■ **Given exercise**: Within the listing below, locate all lines containing the word "Week". Copy each one.

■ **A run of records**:

++++++

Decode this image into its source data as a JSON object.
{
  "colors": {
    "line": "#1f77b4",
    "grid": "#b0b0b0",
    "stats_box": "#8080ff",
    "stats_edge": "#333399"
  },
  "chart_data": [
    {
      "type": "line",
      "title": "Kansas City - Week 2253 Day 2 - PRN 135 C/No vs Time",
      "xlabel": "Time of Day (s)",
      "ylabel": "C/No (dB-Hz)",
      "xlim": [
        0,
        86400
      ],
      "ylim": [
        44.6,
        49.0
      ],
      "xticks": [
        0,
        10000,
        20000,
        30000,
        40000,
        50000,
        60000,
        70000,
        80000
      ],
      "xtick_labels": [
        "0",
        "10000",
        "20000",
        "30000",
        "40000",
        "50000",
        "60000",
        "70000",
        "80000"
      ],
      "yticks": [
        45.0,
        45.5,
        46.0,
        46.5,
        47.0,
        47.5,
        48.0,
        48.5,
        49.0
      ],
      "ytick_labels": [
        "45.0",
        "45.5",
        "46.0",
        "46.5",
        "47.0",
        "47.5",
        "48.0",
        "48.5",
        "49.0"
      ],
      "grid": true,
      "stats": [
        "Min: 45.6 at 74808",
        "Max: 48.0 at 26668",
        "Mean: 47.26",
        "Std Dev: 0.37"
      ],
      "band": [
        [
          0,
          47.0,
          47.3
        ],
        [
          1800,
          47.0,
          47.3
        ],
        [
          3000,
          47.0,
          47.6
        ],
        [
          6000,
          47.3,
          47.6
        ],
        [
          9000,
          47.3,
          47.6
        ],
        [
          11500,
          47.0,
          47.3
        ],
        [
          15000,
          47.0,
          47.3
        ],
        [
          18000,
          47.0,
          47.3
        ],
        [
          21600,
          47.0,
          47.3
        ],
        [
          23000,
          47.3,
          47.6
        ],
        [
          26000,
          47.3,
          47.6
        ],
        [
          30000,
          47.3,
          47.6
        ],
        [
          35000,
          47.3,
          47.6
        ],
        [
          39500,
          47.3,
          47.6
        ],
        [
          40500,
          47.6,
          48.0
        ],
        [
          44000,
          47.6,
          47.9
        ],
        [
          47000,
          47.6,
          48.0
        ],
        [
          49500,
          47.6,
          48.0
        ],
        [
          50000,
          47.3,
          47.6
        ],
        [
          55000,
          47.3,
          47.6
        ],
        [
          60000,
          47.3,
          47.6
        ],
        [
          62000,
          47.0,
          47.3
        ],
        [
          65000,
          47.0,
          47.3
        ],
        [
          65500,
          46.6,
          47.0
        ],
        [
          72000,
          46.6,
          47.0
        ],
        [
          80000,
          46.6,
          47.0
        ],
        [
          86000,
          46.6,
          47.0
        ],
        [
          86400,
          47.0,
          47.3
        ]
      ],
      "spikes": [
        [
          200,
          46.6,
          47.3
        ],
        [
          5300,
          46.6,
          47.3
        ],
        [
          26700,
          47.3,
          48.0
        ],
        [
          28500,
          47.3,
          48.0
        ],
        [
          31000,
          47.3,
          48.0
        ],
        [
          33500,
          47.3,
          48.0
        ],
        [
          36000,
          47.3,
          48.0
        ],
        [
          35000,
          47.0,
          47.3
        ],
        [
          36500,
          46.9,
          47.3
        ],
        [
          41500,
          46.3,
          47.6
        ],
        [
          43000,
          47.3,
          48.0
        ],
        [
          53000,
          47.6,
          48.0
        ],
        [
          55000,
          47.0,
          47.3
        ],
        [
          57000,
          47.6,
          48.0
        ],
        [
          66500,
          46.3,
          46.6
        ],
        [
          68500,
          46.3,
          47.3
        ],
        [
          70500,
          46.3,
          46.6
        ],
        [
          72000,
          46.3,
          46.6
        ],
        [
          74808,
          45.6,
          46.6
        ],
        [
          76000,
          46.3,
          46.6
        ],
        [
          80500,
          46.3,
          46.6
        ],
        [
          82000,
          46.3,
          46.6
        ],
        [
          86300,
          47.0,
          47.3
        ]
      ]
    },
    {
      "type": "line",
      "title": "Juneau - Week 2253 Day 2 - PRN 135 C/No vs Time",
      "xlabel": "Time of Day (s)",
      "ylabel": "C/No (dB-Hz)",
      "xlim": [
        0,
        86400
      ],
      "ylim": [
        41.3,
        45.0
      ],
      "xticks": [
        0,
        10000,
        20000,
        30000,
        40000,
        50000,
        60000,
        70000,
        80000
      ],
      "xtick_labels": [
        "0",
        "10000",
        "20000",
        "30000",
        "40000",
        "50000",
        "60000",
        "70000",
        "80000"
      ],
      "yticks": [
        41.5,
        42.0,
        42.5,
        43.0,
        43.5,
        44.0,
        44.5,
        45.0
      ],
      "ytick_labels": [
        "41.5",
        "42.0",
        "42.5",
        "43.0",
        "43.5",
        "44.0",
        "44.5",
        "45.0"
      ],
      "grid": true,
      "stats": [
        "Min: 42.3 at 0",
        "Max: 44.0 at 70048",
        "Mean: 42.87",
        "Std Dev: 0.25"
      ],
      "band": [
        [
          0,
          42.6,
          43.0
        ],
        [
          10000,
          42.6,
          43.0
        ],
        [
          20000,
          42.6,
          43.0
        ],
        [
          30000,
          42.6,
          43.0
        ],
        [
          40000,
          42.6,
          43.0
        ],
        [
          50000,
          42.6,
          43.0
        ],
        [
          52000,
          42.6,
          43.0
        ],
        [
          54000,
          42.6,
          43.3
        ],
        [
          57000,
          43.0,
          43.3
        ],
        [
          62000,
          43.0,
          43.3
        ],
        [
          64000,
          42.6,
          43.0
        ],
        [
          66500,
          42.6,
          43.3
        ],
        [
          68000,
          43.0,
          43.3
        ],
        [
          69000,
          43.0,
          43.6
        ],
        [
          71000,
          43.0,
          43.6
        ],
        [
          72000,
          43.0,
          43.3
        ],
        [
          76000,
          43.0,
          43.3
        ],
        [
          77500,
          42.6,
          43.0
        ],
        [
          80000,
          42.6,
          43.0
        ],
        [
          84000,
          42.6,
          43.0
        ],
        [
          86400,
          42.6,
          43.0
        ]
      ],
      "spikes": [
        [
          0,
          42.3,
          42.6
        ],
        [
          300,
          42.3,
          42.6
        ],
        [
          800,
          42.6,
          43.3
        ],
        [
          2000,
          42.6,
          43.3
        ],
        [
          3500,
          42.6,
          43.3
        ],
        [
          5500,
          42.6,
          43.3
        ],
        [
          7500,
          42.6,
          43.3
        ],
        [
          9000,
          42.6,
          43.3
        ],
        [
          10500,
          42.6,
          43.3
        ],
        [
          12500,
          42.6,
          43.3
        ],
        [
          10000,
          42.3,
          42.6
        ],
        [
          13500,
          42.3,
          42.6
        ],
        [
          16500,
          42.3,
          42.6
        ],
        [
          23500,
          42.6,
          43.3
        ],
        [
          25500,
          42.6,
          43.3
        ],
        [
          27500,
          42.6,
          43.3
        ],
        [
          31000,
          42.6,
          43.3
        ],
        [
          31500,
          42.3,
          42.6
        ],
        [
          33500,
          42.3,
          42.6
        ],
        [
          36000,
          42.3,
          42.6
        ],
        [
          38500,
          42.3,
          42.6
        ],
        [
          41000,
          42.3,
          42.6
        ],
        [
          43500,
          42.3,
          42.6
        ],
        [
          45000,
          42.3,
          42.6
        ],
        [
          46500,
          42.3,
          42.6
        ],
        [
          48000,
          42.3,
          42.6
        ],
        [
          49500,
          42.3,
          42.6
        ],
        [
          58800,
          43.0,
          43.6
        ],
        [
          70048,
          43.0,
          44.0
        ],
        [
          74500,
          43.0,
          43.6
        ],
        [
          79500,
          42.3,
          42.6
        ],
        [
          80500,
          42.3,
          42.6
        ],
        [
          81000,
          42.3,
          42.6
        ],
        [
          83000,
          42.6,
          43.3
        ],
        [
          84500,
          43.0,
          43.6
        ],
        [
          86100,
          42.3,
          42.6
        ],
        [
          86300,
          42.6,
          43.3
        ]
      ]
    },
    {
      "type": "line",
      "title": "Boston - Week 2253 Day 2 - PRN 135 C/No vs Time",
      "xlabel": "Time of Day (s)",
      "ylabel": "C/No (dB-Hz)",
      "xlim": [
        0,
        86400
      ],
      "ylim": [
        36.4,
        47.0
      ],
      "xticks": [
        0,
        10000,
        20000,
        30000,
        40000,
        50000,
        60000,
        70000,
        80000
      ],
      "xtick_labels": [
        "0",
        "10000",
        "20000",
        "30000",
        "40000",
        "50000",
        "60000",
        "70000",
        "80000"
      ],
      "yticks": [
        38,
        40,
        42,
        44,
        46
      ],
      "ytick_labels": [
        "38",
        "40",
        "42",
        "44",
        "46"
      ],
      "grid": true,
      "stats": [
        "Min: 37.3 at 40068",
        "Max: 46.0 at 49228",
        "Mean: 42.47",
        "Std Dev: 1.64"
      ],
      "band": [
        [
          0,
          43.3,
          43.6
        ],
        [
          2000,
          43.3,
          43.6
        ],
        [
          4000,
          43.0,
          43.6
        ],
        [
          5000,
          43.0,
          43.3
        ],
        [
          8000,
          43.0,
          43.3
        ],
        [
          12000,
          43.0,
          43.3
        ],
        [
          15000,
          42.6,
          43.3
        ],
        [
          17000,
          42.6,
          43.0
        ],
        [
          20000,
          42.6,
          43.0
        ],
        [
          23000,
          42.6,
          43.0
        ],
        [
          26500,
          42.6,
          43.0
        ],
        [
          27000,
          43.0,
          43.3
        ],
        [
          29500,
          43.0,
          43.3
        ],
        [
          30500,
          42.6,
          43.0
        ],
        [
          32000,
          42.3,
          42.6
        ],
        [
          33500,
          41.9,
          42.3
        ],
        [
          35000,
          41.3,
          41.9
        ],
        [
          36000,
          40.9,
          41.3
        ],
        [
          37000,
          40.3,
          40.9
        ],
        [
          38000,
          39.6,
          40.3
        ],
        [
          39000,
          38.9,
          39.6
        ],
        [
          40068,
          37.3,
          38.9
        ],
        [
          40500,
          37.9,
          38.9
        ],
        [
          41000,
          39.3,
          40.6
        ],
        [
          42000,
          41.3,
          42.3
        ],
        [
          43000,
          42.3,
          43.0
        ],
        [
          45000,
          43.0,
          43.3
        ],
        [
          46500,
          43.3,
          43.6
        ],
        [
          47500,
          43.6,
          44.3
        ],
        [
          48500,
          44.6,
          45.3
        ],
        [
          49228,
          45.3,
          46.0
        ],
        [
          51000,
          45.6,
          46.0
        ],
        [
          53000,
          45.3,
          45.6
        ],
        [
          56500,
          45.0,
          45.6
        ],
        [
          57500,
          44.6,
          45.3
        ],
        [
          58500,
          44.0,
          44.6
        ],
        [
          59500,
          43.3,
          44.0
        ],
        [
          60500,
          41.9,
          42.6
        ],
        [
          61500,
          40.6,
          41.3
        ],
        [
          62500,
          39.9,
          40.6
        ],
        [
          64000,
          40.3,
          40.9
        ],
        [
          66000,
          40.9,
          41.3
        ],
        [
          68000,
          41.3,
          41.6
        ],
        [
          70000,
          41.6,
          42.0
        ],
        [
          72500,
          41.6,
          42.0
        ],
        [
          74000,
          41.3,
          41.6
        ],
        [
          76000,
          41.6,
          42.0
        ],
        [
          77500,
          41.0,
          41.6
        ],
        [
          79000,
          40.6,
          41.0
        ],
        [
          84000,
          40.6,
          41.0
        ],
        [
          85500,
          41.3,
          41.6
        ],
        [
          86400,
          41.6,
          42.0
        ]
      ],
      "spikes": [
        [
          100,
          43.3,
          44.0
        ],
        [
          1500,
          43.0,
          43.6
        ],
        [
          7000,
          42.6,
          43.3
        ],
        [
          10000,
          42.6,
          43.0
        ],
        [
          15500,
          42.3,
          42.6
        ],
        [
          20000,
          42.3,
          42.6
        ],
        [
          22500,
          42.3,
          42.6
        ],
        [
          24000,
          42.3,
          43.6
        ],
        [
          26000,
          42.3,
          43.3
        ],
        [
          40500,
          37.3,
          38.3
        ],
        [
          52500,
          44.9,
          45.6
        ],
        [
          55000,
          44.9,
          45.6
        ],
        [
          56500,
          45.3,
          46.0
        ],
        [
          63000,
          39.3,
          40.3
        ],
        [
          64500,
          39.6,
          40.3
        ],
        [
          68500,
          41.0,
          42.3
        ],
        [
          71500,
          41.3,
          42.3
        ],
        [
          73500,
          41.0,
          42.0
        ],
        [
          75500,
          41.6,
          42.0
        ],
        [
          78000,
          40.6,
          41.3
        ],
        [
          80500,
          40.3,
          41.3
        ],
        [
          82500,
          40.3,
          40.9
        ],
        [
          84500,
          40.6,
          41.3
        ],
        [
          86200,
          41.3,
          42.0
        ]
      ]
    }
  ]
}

++++++

■ **Reply**:
      "title": "Kansas City - Week 2253 Day 2 - PRN 135 C/No vs Time",
      "title": "Juneau - Week 2253 Day 2 - PRN 135 C/No vs Time",
      "title": "Boston - Week 2253 Day 2 - PRN 135 C/No vs Time",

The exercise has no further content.